DATA LINES

_ _ _

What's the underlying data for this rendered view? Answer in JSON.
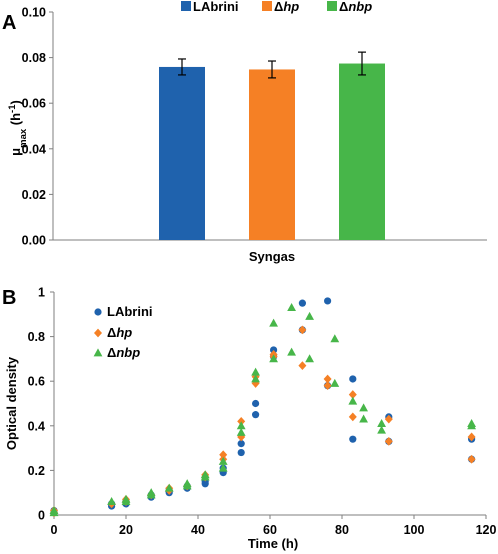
{
  "panels": {
    "a": "A",
    "b": "B"
  },
  "chart_data": [
    {
      "type": "bar",
      "categories": [
        "Syngas"
      ],
      "xlabel": "Syngas",
      "ylabel": {
        "main": "μ",
        "sub": "max",
        "unit": " (h",
        "sup": "-1",
        "close": ")"
      },
      "ylim": [
        0,
        0.1
      ],
      "yticks": [
        "0.00",
        "0.02",
        "0.04",
        "0.06",
        "0.08",
        "0.10"
      ],
      "grid": false,
      "legend_position": "top",
      "series": [
        {
          "name": "LAbrini",
          "prefix": "",
          "ital": "",
          "color": "#1f62ad",
          "value": 0.0759,
          "error": 0.0035
        },
        {
          "name": "Δhp",
          "prefix": "Δ",
          "ital": "hp",
          "color": "#f58025",
          "value": 0.0748,
          "error": 0.0037
        },
        {
          "name": "Δnbp",
          "prefix": "Δ",
          "ital": "nbp",
          "color": "#47b649",
          "value": 0.0774,
          "error": 0.005
        }
      ]
    },
    {
      "type": "scatter",
      "xlabel": "Time (h)",
      "ylabel": "Optical density",
      "xlim": [
        0,
        120
      ],
      "ylim": [
        0,
        1
      ],
      "xticks": [
        "0",
        "20",
        "40",
        "60",
        "80",
        "100",
        "120"
      ],
      "yticks": [
        "0",
        "0.2",
        "0.4",
        "0.6",
        "0.8",
        "1"
      ],
      "grid": false,
      "legend_position": "top-left",
      "series": [
        {
          "name": "LAbrini",
          "prefix": "",
          "ital": "",
          "color": "#1f62ad",
          "marker": "circle",
          "points": [
            [
              0,
              0.02
            ],
            [
              0,
              0.01
            ],
            [
              16,
              0.05
            ],
            [
              16,
              0.04
            ],
            [
              20,
              0.06
            ],
            [
              20,
              0.05
            ],
            [
              27,
              0.08
            ],
            [
              27,
              0.09
            ],
            [
              32,
              0.1
            ],
            [
              32,
              0.11
            ],
            [
              37,
              0.13
            ],
            [
              37,
              0.12
            ],
            [
              42,
              0.15
            ],
            [
              42,
              0.14
            ],
            [
              47,
              0.21
            ],
            [
              47,
              0.19
            ],
            [
              52,
              0.28
            ],
            [
              52,
              0.32
            ],
            [
              56,
              0.45
            ],
            [
              56,
              0.5
            ],
            [
              61,
              0.71
            ],
            [
              61,
              0.74
            ],
            [
              69,
              0.95
            ],
            [
              69,
              0.83
            ],
            [
              76,
              0.96
            ],
            [
              76,
              0.58
            ],
            [
              83,
              0.61
            ],
            [
              83,
              0.34
            ],
            [
              93,
              0.33
            ],
            [
              93,
              0.44
            ],
            [
              116,
              0.25
            ],
            [
              116,
              0.34
            ]
          ]
        },
        {
          "name": "Δhp",
          "prefix": "Δ",
          "ital": "hp",
          "color": "#f58025",
          "marker": "diamond",
          "points": [
            [
              0,
              0.02
            ],
            [
              0,
              0.01
            ],
            [
              16,
              0.05
            ],
            [
              20,
              0.06
            ],
            [
              20,
              0.07
            ],
            [
              27,
              0.09
            ],
            [
              32,
              0.11
            ],
            [
              32,
              0.12
            ],
            [
              37,
              0.13
            ],
            [
              42,
              0.17
            ],
            [
              42,
              0.18
            ],
            [
              47,
              0.27
            ],
            [
              47,
              0.25
            ],
            [
              52,
              0.42
            ],
            [
              52,
              0.35
            ],
            [
              56,
              0.62
            ],
            [
              56,
              0.59
            ],
            [
              61,
              0.72
            ],
            [
              61,
              0.71
            ],
            [
              69,
              0.83
            ],
            [
              69,
              0.67
            ],
            [
              76,
              0.61
            ],
            [
              76,
              0.58
            ],
            [
              83,
              0.54
            ],
            [
              83,
              0.44
            ],
            [
              93,
              0.43
            ],
            [
              93,
              0.33
            ],
            [
              116,
              0.25
            ],
            [
              116,
              0.35
            ]
          ]
        },
        {
          "name": "Δnbp",
          "prefix": "Δ",
          "ital": "nbp",
          "color": "#47b649",
          "marker": "triangle",
          "points": [
            [
              0,
              0.02
            ],
            [
              0,
              0.01
            ],
            [
              16,
              0.06
            ],
            [
              20,
              0.06
            ],
            [
              20,
              0.07
            ],
            [
              27,
              0.1
            ],
            [
              27,
              0.09
            ],
            [
              32,
              0.12
            ],
            [
              37,
              0.14
            ],
            [
              37,
              0.13
            ],
            [
              42,
              0.18
            ],
            [
              42,
              0.17
            ],
            [
              47,
              0.24
            ],
            [
              47,
              0.21
            ],
            [
              52,
              0.4
            ],
            [
              52,
              0.37
            ],
            [
              56,
              0.64
            ],
            [
              56,
              0.61
            ],
            [
              61,
              0.86
            ],
            [
              61,
              0.7
            ],
            [
              66,
              0.93
            ],
            [
              66,
              0.73
            ],
            [
              71,
              0.89
            ],
            [
              71,
              0.7
            ],
            [
              78,
              0.79
            ],
            [
              78,
              0.59
            ],
            [
              83,
              0.51
            ],
            [
              86,
              0.48
            ],
            [
              86,
              0.43
            ],
            [
              91,
              0.41
            ],
            [
              91,
              0.38
            ],
            [
              116,
              0.41
            ],
            [
              116,
              0.4
            ]
          ]
        }
      ]
    }
  ]
}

_ _ _

TO BE DONE
Return the full material word for word. Do not include the pictures.

ANSWER TO THIS EXERCISE
What's the underlying data for this rendered view? Answer in JSON.
{
  "panels": {
    "a": "A",
    "b": "B"
  },
  "chart_data": [
    {
      "type": "bar",
      "categories": [
        "Syngas"
      ],
      "xlabel": "Syngas",
      "ylabel": {
        "main": "μ",
        "sub": "max",
        "unit": " (h",
        "sup": "-1",
        "close": ")"
      },
      "ylim": [
        0,
        0.1
      ],
      "yticks": [
        "0.00",
        "0.02",
        "0.04",
        "0.06",
        "0.08",
        "0.10"
      ],
      "grid": false,
      "legend_position": "top",
      "series": [
        {
          "name": "LAbrini",
          "prefix": "",
          "ital": "",
          "color": "#1f62ad",
          "value": 0.0759,
          "error": 0.0035
        },
        {
          "name": "Δhp",
          "prefix": "Δ",
          "ital": "hp",
          "color": "#f58025",
          "value": 0.0748,
          "error": 0.0037
        },
        {
          "name": "Δnbp",
          "prefix": "Δ",
          "ital": "nbp",
          "color": "#47b649",
          "value": 0.0774,
          "error": 0.005
        }
      ]
    },
    {
      "type": "scatter",
      "xlabel": "Time (h)",
      "ylabel": "Optical density",
      "xlim": [
        0,
        120
      ],
      "ylim": [
        0,
        1
      ],
      "xticks": [
        "0",
        "20",
        "40",
        "60",
        "80",
        "100",
        "120"
      ],
      "yticks": [
        "0",
        "0.2",
        "0.4",
        "0.6",
        "0.8",
        "1"
      ],
      "grid": false,
      "legend_position": "top-left",
      "series": [
        {
          "name": "LAbrini",
          "prefix": "",
          "ital": "",
          "color": "#1f62ad",
          "marker": "circle",
          "points": [
            [
              0,
              0.02
            ],
            [
              0,
              0.01
            ],
            [
              16,
              0.05
            ],
            [
              16,
              0.04
            ],
            [
              20,
              0.06
            ],
            [
              20,
              0.05
            ],
            [
              27,
              0.08
            ],
            [
              27,
              0.09
            ],
            [
              32,
              0.1
            ],
            [
              32,
              0.11
            ],
            [
              37,
              0.13
            ],
            [
              37,
              0.12
            ],
            [
              42,
              0.15
            ],
            [
              42,
              0.14
            ],
            [
              47,
              0.21
            ],
            [
              47,
              0.19
            ],
            [
              52,
              0.28
            ],
            [
              52,
              0.32
            ],
            [
              56,
              0.45
            ],
            [
              56,
              0.5
            ],
            [
              61,
              0.71
            ],
            [
              61,
              0.74
            ],
            [
              69,
              0.95
            ],
            [
              69,
              0.83
            ],
            [
              76,
              0.96
            ],
            [
              76,
              0.58
            ],
            [
              83,
              0.61
            ],
            [
              83,
              0.34
            ],
            [
              93,
              0.33
            ],
            [
              93,
              0.44
            ],
            [
              116,
              0.25
            ],
            [
              116,
              0.34
            ]
          ]
        },
        {
          "name": "Δhp",
          "prefix": "Δ",
          "ital": "hp",
          "color": "#f58025",
          "marker": "diamond",
          "points": [
            [
              0,
              0.02
            ],
            [
              0,
              0.01
            ],
            [
              16,
              0.05
            ],
            [
              20,
              0.06
            ],
            [
              20,
              0.07
            ],
            [
              27,
              0.09
            ],
            [
              32,
              0.11
            ],
            [
              32,
              0.12
            ],
            [
              37,
              0.13
            ],
            [
              42,
              0.17
            ],
            [
              42,
              0.18
            ],
            [
              47,
              0.27
            ],
            [
              47,
              0.25
            ],
            [
              52,
              0.42
            ],
            [
              52,
              0.35
            ],
            [
              56,
              0.62
            ],
            [
              56,
              0.59
            ],
            [
              61,
              0.72
            ],
            [
              61,
              0.71
            ],
            [
              69,
              0.83
            ],
            [
              69,
              0.67
            ],
            [
              76,
              0.61
            ],
            [
              76,
              0.58
            ],
            [
              83,
              0.54
            ],
            [
              83,
              0.44
            ],
            [
              93,
              0.43
            ],
            [
              93,
              0.33
            ],
            [
              116,
              0.25
            ],
            [
              116,
              0.35
            ]
          ]
        },
        {
          "name": "Δnbp",
          "prefix": "Δ",
          "ital": "nbp",
          "color": "#47b649",
          "marker": "triangle",
          "points": [
            [
              0,
              0.02
            ],
            [
              0,
              0.01
            ],
            [
              16,
              0.06
            ],
            [
              20,
              0.06
            ],
            [
              20,
              0.07
            ],
            [
              27,
              0.1
            ],
            [
              27,
              0.09
            ],
            [
              32,
              0.12
            ],
            [
              37,
              0.14
            ],
            [
              37,
              0.13
            ],
            [
              42,
              0.18
            ],
            [
              42,
              0.17
            ],
            [
              47,
              0.24
            ],
            [
              47,
              0.21
            ],
            [
              52,
              0.4
            ],
            [
              52,
              0.37
            ],
            [
              56,
              0.64
            ],
            [
              56,
              0.61
            ],
            [
              61,
              0.86
            ],
            [
              61,
              0.7
            ],
            [
              66,
              0.93
            ],
            [
              66,
              0.73
            ],
            [
              71,
              0.89
            ],
            [
              71,
              0.7
            ],
            [
              78,
              0.79
            ],
            [
              78,
              0.59
            ],
            [
              83,
              0.51
            ],
            [
              86,
              0.48
            ],
            [
              86,
              0.43
            ],
            [
              91,
              0.41
            ],
            [
              91,
              0.38
            ],
            [
              116,
              0.41
            ],
            [
              116,
              0.4
            ]
          ]
        }
      ]
    }
  ]
}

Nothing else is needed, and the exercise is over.